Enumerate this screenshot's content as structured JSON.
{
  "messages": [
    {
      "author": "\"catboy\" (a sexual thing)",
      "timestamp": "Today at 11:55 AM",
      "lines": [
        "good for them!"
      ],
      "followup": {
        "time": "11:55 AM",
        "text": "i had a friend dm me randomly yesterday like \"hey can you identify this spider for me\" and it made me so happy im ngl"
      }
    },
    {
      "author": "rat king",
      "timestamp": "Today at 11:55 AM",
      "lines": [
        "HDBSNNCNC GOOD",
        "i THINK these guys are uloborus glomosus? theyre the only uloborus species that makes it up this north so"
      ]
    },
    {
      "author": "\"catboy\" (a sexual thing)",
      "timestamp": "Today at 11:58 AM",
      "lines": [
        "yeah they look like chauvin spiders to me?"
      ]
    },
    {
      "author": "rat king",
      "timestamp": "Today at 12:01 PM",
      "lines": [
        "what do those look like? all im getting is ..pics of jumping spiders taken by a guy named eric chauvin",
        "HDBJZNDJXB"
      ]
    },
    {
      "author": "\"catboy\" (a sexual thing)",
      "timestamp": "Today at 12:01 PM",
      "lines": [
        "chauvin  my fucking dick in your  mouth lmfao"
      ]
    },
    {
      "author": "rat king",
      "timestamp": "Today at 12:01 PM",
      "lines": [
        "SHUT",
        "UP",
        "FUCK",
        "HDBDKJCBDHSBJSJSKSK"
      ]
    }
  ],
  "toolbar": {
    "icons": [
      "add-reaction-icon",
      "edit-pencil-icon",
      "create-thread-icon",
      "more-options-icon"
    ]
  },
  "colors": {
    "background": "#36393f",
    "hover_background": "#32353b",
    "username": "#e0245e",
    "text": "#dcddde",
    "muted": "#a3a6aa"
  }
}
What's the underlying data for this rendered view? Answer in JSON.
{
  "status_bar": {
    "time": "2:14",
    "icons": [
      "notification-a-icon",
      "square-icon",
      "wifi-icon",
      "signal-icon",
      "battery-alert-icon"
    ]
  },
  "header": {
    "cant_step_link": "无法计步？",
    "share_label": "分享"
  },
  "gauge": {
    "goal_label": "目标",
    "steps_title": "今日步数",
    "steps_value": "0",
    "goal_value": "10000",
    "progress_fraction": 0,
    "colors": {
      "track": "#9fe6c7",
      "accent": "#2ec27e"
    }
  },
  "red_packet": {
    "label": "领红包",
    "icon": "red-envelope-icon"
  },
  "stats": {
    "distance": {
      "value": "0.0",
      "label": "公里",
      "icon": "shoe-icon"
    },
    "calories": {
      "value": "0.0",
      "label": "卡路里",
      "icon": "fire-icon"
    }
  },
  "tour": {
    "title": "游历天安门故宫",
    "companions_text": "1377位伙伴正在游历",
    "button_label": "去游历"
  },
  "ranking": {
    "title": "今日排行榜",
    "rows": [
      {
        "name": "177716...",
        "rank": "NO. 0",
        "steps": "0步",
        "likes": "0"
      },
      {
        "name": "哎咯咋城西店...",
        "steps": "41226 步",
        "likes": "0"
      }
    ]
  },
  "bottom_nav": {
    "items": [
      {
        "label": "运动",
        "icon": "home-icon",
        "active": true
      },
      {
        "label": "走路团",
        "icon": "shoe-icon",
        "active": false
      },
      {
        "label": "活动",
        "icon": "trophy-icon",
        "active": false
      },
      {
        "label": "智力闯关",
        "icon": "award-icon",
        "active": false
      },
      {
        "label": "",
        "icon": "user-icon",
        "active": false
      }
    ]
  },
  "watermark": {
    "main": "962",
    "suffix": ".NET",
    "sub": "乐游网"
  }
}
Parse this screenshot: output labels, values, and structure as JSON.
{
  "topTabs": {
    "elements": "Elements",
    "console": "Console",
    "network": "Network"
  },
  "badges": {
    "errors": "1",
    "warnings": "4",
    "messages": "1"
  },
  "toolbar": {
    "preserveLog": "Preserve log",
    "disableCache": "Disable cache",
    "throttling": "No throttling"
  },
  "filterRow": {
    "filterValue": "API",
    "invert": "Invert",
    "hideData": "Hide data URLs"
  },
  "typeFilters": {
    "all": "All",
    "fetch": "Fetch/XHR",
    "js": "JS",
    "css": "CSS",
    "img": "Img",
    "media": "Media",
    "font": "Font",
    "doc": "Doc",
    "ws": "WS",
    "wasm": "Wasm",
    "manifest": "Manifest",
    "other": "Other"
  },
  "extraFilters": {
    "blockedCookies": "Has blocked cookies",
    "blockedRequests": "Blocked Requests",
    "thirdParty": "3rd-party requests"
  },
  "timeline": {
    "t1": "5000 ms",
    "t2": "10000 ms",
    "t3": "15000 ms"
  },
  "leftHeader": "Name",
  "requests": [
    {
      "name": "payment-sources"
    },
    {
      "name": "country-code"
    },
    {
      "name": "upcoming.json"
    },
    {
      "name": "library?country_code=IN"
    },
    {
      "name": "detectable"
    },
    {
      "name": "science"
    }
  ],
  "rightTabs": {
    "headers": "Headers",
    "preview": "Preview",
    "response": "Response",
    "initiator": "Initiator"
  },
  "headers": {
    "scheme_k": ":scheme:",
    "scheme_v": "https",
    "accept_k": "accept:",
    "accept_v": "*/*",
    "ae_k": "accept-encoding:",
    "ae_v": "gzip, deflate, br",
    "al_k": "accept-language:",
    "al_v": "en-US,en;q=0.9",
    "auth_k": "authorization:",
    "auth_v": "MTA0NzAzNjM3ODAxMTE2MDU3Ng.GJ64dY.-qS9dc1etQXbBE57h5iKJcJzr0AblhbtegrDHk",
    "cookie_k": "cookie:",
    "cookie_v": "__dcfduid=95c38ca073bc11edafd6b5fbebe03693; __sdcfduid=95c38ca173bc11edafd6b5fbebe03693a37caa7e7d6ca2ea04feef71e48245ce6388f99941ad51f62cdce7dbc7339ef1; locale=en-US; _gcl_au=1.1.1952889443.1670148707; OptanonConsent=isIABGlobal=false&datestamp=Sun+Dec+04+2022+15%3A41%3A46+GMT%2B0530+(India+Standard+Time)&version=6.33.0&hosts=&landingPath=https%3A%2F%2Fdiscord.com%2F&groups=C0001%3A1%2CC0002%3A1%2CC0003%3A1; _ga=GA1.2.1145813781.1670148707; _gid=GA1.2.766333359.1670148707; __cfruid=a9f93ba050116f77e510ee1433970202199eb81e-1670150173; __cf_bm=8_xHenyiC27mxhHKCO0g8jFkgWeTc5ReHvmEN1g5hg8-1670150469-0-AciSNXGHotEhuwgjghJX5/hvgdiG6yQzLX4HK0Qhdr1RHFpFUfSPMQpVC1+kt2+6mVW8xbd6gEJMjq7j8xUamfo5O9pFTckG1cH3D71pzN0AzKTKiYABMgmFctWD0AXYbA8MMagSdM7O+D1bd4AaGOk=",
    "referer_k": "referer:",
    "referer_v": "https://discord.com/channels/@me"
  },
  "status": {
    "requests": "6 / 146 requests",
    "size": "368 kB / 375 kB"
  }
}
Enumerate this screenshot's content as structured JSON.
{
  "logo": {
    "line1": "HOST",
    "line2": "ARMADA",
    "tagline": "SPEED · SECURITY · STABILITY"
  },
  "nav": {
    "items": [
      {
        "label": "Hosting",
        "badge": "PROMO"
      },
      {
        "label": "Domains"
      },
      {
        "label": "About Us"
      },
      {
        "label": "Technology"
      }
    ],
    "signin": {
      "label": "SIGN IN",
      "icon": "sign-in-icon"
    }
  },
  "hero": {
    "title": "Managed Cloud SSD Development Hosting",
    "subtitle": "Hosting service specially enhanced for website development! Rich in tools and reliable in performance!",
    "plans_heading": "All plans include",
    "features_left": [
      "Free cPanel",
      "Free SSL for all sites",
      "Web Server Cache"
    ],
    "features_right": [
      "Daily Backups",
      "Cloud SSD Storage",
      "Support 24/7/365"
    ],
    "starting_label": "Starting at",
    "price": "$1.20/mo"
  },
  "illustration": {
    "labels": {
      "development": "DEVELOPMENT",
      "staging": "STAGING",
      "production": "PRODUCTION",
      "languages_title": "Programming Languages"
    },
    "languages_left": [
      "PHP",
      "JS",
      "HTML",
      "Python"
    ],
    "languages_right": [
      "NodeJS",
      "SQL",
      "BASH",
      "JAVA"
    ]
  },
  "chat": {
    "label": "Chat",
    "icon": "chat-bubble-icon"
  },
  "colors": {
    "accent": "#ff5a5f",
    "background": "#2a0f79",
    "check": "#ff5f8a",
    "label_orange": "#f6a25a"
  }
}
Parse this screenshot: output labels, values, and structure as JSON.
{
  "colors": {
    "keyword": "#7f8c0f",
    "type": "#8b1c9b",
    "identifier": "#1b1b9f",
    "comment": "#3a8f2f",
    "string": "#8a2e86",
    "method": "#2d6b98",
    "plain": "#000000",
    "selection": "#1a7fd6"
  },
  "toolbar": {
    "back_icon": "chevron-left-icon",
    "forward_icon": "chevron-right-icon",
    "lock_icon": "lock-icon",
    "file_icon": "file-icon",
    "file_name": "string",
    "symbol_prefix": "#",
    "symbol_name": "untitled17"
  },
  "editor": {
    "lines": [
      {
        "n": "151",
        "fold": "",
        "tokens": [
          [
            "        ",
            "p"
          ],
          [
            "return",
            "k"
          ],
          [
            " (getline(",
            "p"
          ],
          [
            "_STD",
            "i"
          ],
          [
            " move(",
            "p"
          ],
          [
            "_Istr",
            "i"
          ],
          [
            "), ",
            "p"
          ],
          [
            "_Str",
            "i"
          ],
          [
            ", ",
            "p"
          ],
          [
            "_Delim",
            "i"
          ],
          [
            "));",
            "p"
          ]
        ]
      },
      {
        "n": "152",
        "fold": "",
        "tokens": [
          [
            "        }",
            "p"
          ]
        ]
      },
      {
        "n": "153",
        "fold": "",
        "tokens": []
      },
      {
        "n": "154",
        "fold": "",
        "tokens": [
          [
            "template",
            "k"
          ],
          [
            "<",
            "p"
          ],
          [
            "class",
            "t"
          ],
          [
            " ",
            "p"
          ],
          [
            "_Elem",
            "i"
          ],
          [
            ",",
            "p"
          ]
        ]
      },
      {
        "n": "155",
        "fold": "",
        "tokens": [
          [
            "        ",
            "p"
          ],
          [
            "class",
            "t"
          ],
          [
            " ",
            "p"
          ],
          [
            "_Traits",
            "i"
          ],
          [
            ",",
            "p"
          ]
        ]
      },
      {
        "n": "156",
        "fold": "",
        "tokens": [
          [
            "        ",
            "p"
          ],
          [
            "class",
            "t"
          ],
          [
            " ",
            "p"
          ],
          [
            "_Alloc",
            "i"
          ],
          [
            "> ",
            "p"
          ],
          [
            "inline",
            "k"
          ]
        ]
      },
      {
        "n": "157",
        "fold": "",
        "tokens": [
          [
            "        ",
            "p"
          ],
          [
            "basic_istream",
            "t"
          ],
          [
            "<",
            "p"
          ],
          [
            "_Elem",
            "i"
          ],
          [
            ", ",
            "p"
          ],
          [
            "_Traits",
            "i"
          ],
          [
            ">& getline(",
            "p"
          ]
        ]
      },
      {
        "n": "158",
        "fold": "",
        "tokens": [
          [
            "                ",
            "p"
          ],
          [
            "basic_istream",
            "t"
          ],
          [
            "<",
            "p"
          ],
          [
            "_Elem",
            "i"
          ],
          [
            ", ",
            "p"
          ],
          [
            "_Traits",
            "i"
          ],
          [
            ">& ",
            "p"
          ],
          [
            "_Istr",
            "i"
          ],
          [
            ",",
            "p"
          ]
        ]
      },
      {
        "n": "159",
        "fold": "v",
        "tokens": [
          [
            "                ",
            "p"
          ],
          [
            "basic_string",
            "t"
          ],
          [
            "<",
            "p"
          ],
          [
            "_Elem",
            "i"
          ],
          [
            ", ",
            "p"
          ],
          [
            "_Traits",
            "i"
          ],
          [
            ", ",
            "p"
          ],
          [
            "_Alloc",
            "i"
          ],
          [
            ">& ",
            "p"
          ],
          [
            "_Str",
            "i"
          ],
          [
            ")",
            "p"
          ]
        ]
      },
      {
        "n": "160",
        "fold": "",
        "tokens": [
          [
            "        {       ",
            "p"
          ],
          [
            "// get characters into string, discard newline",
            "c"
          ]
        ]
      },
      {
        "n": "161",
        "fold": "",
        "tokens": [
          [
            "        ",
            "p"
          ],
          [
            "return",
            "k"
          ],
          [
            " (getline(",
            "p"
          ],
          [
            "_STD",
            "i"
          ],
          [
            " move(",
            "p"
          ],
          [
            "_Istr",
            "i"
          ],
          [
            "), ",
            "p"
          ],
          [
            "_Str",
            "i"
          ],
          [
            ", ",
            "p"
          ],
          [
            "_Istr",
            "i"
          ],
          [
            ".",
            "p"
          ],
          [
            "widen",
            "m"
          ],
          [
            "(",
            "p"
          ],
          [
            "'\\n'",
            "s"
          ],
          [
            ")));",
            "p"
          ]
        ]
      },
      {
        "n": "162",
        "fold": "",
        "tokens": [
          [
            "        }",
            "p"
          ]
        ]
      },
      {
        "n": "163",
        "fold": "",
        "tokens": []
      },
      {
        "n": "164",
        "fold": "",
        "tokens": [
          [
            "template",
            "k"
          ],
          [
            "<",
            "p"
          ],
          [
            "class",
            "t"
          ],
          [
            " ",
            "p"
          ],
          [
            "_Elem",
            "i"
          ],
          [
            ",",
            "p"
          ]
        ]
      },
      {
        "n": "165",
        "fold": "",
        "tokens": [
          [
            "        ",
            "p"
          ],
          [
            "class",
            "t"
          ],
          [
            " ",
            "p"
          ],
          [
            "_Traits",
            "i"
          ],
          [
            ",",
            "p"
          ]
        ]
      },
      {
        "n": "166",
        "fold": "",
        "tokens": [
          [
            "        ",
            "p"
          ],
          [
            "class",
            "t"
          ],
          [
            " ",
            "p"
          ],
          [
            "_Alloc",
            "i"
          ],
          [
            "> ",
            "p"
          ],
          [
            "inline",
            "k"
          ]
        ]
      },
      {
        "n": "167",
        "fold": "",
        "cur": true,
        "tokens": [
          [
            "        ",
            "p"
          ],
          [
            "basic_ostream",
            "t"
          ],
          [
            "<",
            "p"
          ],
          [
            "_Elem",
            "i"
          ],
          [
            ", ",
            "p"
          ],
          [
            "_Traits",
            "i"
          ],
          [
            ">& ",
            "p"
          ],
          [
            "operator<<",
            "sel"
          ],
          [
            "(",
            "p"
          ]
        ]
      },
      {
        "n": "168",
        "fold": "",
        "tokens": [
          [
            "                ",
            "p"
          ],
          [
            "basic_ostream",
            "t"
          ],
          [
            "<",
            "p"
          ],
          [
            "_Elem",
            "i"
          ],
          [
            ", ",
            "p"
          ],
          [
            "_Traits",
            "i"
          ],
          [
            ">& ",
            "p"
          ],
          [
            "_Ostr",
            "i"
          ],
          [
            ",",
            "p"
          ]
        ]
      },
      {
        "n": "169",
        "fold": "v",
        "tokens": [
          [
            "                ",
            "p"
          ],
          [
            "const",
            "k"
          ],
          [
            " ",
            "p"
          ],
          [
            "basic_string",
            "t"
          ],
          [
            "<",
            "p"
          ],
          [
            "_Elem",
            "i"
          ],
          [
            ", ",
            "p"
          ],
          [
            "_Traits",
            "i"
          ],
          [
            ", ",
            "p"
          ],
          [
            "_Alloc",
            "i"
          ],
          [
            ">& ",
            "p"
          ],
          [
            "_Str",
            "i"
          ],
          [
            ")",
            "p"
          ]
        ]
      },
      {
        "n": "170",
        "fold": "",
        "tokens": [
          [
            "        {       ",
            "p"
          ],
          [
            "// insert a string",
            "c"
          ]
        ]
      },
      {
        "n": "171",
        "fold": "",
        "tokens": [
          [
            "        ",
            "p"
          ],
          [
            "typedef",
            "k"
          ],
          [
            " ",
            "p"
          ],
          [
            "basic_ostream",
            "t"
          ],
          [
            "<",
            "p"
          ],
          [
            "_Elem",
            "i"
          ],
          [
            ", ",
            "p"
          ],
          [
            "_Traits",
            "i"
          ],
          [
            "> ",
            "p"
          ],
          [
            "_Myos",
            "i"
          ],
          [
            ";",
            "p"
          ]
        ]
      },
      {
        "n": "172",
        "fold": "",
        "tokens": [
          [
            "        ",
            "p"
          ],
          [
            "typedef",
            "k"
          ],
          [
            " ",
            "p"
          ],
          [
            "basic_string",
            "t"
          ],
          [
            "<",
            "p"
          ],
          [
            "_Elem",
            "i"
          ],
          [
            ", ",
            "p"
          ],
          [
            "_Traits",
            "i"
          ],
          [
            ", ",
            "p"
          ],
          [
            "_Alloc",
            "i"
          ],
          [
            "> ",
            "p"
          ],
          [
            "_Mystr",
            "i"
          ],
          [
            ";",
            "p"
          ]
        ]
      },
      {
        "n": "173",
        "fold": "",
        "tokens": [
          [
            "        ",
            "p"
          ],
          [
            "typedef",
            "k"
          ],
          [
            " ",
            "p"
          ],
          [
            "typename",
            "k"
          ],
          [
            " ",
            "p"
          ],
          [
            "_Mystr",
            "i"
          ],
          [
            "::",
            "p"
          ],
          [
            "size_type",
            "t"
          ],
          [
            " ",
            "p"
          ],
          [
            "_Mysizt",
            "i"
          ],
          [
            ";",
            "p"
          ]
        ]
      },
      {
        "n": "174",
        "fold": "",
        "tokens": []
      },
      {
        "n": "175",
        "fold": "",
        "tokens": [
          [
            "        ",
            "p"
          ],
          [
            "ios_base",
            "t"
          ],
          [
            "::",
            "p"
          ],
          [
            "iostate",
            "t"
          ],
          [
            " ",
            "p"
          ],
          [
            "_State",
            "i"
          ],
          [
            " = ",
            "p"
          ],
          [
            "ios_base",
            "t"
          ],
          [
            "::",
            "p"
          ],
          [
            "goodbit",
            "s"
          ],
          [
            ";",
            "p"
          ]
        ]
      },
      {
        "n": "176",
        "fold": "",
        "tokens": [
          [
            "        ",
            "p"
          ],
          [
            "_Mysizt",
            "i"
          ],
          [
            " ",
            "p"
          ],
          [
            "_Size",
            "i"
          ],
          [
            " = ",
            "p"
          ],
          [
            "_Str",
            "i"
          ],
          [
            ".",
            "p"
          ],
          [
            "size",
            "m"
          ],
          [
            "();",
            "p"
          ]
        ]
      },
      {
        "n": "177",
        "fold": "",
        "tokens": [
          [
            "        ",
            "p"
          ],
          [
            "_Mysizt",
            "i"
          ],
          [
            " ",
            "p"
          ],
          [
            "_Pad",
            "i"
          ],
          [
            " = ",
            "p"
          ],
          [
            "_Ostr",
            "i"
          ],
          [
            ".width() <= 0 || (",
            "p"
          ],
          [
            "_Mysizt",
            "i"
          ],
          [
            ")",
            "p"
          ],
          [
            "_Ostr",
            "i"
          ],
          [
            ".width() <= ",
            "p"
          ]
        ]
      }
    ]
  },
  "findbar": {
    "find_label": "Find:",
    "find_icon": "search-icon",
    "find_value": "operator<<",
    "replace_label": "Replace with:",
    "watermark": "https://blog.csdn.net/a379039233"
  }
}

■ ■ ■ ■

Select all lines in the listing above where the word "data" appears, and show them.

What's the underlying data for this rendered view? Answer in JSON.
    "hideData": "Hide data URLs"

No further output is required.